* START *

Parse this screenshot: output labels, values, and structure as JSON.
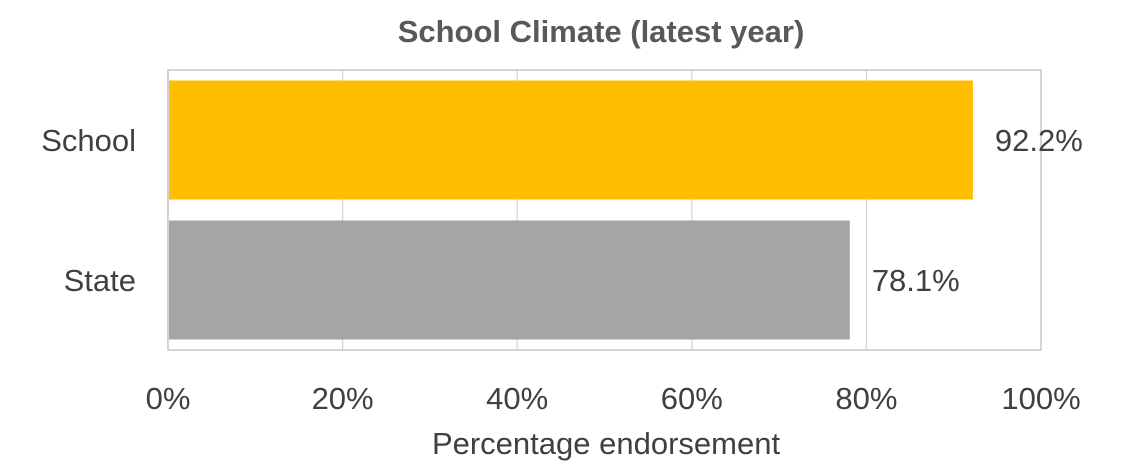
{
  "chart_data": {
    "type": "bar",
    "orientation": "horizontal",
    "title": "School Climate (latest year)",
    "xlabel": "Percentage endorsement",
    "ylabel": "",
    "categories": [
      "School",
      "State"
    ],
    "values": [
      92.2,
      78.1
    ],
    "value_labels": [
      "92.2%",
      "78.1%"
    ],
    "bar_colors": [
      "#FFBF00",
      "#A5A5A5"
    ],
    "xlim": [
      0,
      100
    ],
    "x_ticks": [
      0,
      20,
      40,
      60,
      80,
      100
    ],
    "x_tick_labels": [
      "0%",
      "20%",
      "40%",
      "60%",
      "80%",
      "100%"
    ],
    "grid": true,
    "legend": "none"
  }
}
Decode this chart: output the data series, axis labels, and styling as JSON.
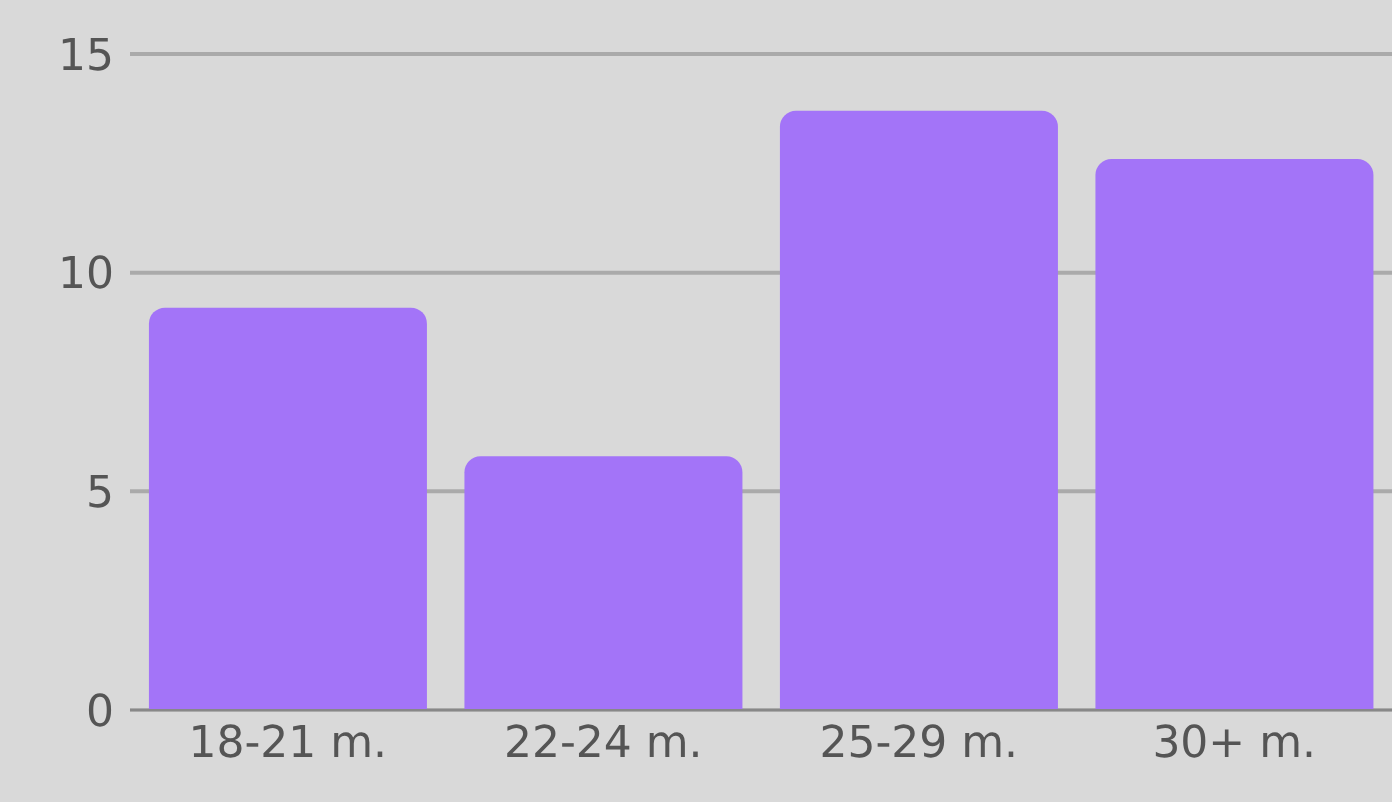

* END *
* START *

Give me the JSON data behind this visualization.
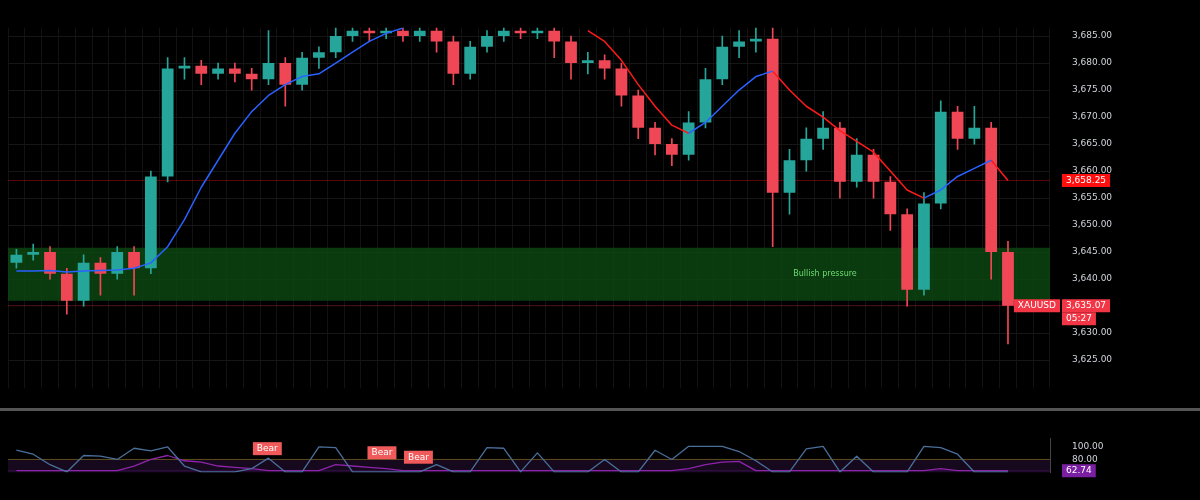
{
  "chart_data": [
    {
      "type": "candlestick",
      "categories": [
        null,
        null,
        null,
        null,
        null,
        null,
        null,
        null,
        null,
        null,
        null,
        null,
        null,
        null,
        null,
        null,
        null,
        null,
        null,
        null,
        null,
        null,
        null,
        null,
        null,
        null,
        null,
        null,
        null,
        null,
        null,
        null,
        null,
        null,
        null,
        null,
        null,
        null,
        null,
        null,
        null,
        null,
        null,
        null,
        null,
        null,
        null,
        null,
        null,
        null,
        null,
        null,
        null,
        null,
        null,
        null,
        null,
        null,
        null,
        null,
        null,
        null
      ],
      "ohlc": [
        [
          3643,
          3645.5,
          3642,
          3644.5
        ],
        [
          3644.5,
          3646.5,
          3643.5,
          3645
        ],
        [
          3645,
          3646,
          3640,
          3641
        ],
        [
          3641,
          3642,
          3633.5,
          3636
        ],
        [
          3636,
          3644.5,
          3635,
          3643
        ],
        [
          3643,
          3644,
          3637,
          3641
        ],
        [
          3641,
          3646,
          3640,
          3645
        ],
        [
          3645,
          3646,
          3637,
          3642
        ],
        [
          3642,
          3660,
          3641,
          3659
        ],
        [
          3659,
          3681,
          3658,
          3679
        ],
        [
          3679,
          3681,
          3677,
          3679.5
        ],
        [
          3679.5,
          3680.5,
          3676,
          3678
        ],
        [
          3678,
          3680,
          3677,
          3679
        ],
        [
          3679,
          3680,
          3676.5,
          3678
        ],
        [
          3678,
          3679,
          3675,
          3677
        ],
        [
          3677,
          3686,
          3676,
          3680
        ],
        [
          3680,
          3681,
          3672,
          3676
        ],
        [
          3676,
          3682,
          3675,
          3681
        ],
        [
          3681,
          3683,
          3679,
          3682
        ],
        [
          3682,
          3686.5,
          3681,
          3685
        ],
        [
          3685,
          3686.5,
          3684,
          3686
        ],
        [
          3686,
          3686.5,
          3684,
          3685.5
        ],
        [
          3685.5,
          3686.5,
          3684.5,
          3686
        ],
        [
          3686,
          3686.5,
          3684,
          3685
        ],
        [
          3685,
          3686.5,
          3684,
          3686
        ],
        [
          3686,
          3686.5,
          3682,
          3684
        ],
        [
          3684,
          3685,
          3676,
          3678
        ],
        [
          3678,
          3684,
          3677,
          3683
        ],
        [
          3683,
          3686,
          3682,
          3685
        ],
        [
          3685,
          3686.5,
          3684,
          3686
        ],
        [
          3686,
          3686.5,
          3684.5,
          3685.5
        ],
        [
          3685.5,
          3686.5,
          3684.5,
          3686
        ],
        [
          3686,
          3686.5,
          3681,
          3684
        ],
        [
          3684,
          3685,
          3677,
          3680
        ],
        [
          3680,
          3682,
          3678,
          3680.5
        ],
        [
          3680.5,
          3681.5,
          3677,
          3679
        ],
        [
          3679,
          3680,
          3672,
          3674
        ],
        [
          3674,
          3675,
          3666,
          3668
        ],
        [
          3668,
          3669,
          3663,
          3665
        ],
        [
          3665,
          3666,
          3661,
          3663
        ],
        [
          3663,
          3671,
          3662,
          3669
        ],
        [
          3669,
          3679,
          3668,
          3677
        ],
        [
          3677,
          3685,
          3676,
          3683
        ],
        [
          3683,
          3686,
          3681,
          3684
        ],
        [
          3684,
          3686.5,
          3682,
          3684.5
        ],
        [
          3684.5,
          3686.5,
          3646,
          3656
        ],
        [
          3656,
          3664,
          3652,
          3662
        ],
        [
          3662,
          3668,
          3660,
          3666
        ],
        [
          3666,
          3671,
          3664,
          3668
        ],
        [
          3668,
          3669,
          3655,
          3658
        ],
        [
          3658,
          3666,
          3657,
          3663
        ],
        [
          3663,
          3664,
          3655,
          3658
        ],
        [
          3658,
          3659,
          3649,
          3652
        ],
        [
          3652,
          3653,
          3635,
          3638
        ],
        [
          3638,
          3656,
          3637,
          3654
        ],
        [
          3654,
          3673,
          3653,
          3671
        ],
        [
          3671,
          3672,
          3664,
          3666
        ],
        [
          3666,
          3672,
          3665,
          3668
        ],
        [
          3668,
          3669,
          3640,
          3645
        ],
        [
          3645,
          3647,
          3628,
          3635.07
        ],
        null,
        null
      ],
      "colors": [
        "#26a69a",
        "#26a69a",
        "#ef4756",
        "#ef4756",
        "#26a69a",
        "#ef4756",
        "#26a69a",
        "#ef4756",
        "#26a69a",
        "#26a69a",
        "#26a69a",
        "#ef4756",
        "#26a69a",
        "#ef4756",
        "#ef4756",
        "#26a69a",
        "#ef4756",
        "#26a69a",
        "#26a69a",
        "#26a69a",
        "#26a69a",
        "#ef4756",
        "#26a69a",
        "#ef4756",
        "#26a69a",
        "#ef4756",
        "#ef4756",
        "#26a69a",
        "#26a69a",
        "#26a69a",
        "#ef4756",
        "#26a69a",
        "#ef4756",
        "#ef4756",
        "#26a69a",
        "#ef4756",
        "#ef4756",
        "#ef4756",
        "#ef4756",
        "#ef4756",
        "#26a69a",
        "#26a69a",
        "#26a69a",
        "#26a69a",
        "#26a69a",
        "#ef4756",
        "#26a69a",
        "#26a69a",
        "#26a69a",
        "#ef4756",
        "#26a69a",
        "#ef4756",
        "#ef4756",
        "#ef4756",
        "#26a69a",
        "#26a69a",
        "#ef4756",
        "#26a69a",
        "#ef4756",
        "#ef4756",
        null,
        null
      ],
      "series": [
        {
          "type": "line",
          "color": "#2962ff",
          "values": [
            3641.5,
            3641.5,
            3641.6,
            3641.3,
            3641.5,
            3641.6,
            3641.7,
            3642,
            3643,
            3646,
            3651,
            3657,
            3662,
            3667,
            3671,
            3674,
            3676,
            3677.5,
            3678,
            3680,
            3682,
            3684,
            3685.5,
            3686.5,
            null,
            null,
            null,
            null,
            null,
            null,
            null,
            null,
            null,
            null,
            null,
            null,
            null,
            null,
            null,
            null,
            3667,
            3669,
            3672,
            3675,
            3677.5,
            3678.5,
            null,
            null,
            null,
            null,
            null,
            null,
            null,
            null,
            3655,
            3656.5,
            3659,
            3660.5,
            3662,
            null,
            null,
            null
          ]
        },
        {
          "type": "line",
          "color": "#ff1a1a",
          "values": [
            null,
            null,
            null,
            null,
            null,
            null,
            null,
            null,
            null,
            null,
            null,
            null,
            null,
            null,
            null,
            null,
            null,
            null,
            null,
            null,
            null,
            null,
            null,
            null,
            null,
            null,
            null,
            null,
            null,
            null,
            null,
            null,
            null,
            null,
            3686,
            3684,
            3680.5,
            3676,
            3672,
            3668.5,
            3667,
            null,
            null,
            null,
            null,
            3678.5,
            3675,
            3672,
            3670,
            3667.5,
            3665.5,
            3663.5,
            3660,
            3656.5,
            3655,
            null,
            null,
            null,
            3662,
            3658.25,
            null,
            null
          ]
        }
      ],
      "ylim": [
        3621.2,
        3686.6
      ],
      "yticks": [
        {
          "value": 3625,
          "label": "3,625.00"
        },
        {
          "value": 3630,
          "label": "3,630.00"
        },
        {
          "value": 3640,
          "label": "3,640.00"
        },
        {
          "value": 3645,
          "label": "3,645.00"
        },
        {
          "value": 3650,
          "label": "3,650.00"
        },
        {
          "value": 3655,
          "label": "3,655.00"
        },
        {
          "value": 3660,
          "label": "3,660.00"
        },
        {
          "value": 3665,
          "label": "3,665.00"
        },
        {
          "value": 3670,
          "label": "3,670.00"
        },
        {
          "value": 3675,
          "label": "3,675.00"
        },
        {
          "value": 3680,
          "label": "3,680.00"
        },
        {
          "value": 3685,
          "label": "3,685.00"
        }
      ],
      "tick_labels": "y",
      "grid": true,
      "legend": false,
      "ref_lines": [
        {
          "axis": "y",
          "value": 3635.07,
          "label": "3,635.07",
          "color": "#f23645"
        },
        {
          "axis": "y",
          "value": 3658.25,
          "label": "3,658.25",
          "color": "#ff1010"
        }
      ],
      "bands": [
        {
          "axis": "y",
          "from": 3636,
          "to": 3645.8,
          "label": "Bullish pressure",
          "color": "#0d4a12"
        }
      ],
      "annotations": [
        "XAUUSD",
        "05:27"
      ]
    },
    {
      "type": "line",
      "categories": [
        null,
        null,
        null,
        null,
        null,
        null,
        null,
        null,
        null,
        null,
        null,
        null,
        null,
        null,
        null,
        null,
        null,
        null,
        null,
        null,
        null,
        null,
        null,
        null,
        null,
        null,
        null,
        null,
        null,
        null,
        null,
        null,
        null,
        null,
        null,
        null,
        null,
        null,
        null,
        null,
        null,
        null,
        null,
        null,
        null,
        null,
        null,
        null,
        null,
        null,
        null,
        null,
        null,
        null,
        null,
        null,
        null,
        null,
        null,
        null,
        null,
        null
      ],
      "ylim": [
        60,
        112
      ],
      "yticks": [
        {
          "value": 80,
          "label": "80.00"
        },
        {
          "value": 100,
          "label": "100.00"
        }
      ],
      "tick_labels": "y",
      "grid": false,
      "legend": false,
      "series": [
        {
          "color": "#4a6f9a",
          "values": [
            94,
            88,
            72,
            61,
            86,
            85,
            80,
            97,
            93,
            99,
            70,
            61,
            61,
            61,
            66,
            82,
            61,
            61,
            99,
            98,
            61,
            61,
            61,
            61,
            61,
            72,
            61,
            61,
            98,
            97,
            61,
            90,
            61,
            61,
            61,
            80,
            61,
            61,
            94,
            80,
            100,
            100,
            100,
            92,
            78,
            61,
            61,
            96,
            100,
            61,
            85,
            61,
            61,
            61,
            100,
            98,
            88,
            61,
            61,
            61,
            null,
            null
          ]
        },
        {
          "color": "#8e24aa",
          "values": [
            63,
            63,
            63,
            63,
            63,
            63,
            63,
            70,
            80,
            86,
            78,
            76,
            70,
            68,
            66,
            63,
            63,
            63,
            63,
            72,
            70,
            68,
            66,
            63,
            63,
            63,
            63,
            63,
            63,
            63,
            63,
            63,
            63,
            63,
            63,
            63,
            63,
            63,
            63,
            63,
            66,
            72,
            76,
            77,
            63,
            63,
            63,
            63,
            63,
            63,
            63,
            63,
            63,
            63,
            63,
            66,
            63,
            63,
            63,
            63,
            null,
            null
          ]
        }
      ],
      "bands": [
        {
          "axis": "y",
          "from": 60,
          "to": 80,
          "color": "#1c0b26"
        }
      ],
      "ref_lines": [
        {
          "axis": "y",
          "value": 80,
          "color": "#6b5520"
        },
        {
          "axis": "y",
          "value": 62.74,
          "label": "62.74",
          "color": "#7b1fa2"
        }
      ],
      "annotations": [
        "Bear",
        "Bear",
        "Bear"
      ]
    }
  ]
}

* END *

Instruction - Copy nothing but the lines above from the one with "Parse this screenshot: output" to the one with "Decode this chart: output", inclusive, word for word. Leave every picture out.

Right answer -
Parse this screenshot: output labels, values, and structure as JSON.
{
  "chart_data": {
    "type": "bar",
    "orientation": "horizontal",
    "title": "School Climate (latest year)",
    "xlabel": "Percentage endorsement",
    "ylabel": "",
    "categories": [
      "School",
      "State"
    ],
    "values": [
      92.2,
      78.1
    ],
    "value_labels": [
      "92.2%",
      "78.1%"
    ],
    "bar_colors": [
      "#FFBF00",
      "#A5A5A5"
    ],
    "xlim": [
      0,
      100
    ],
    "x_ticks": [
      0,
      20,
      40,
      60,
      80,
      100
    ],
    "x_tick_labels": [
      "0%",
      "20%",
      "40%",
      "60%",
      "80%",
      "100%"
    ],
    "grid": true,
    "legend": "none"
  }
}
Decode this chart: output the data series, axis labels, and styling as JSON.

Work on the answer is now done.